>> Start EXTRACT

Recently the EU published two major documents on Innovation within the EU. Firstly the 2013 Innovation Union Scoreboard (IUS) (download here) which looks at EU and national performance on Innovation
and secondly the 2012 Regional Innovation Scoreboard (download here) which attempts albeit with fewer datasets to look at innovation performance within regions across the EU. So what does this show for the, EU, the UK and more specifically for the West Midlands.
Firstly it is probably worthwhile describing briefly what both documents attempt to do. They in effect piece together different sources of information to produce an overall index of innovation. There will be those amongst you who might wish to discuss the merits of the variables included and also the method of combining them into a single index. That discussion is however for elsewhere; this blog post takes these as read and looks at what these indices are telling us.
The IUS takes three broad ranges of statistics
- ENABLERS – in effect inputs into the innovation ecosystem such as the number of doctoral graduates, higher level education numbers, indicators related to publications and R and D expenditure by the public sector
- FIRM ACTIVITIES – what firms are doing in terms of investment, collaborations and patents
- OUTPUTS – what is coming out of the system including firms with new products/processes and no of high growth innovative firms plus its economic effects such as share of exports of medium and high tech products, patent revenues etc
It uses this data to place countries and regions into a series of broad descriptors which portray the level of innovativeness of the Country/Region. It classifies countries and regions into four broad categories which are subdivided into three …making twelve categories in total.
Innovation Leader high/medium/low
Innovation Follower high/medium/low
Moderate Innovator high/medium/low
Modest Innovators high/medium/low
What the figures in these two documents show are that
For the EU and UK
- The EU is closing the innovation gap on many other countries e.g. the US and Japan even in the current economic crisis.
- Within the EU however after many years of convergence in Innovation performance there is a reverse in this trend with the leading countries pulling away from the less innovative countries.
- The UK, as the chart below indicates, is in the second tier of countries; we are deemed to be an Innovation follower medium,
- However the UK as the graph below shows has fallen back slightly in relative and absolute terms; most other leading countries have performed better since 2010 and many are pulling away from the UK.
- It is perhaps coincidental but the slip in UK performance coincides with the closing of England’s Regional Development Agencies. The RDA’s used to be well resourced to lead on promoting innovation at regional level in England.
What do the figures say for the West Midlands and UK Regions?
The West Midlands’ performance has slipped back. In 2007 the West Midlands was an Innovation follower medium but now is an Innovation follower low. Given the range of statistics available it is hard to pick out exactly why the region has been downgraded. Two key factors may explain it; the share of employment in medium/high tech manufacturing and the knowledge sector relative to other regions has fallen significantly in the West Midlands and secondly and similarly the sales of new products.

>> End EXTRACT
>> Start DATA LISTING

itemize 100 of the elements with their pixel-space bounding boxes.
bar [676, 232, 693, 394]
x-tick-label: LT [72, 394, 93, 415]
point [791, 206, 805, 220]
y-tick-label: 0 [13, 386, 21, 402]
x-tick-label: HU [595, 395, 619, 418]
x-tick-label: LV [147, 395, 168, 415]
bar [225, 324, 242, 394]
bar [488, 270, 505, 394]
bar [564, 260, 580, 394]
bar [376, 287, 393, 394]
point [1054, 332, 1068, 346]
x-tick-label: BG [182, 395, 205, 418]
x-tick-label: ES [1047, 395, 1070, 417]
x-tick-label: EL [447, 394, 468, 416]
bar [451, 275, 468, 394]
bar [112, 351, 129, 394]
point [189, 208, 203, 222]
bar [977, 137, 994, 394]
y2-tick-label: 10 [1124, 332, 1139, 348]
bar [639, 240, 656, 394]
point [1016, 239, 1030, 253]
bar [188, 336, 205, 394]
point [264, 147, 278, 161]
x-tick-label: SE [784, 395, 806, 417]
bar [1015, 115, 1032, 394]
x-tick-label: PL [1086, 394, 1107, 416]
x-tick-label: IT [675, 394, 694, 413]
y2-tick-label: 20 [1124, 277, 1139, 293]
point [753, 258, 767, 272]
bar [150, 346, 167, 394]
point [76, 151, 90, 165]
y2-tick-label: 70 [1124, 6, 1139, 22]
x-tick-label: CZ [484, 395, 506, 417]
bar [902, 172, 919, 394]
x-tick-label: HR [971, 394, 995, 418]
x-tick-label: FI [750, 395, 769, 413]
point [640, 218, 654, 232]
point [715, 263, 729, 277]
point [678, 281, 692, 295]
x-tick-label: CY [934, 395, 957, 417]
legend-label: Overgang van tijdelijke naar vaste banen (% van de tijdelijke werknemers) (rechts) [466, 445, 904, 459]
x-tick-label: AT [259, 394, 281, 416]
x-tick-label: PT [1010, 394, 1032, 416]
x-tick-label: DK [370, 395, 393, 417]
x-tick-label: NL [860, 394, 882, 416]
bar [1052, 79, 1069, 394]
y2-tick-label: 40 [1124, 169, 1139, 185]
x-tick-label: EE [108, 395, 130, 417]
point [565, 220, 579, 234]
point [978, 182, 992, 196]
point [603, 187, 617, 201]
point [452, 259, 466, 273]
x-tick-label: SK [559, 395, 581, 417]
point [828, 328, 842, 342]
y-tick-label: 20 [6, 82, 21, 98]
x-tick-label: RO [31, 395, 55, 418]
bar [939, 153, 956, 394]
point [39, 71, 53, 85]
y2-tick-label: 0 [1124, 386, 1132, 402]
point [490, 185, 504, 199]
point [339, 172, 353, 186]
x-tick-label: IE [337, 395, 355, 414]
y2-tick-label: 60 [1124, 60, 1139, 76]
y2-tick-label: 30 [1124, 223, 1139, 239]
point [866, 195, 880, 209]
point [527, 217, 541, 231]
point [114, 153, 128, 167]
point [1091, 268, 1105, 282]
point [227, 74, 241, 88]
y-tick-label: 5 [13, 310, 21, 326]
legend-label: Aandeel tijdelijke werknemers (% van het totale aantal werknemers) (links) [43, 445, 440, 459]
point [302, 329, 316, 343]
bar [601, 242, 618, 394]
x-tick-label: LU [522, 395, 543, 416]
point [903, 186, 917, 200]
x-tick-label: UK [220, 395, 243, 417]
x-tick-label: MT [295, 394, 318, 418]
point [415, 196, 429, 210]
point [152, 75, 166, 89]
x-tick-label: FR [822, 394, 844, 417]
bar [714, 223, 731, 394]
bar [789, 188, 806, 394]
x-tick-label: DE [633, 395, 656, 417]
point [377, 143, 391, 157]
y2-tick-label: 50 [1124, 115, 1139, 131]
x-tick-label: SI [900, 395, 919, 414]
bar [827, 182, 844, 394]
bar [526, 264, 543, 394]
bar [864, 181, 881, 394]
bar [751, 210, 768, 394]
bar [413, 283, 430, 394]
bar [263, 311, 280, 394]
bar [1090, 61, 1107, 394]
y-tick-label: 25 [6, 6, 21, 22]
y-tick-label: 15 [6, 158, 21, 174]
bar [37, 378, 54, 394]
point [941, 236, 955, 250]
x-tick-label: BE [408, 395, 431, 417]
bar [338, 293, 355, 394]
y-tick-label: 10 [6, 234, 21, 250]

>> End DATA LISTING

▶ **THINGS TO DO**
A. Into which four broad categories does the post on EU innovation scoreboards sort countries and regions, before each is split into high, medium and low?
B. Write the next part of the post on EU innovation scoreboards, starting after its final sentence.

▶ **TASK-BY-TASK OUTPUTS**
A. Innovation Leader, Innovation Follower, Moderate Innovator, Modest Innovators

B.
It is interesting to compare the West Midlands absolute position compared to a geographically close comparator region. In comparing the West Midlands with the North West – a more highly rated region (which is an innovation follower high) the clear difference lies in two key factors.
The West Midlands has significantly less public and private R and D expenditure and whilst the West Midlands marginally leads on a number of factors it is this lack of investment that is pulling the region down.
What is also interesting is the two tier nature of the UK with the South East and the East of England being deemed to be Innovation Leaders significantly in front of other regions. The chart below looks at the positions over time and it is clear that the recession hit most regions but what is equally clear is that whereas with many other regions there has been a bounce back; that is yet to happen in the West Midlands.
The West Midlands and the North East are now the two lowest English regions.
Implications for the UK and the West Midlands
There are a number of implications from these figures.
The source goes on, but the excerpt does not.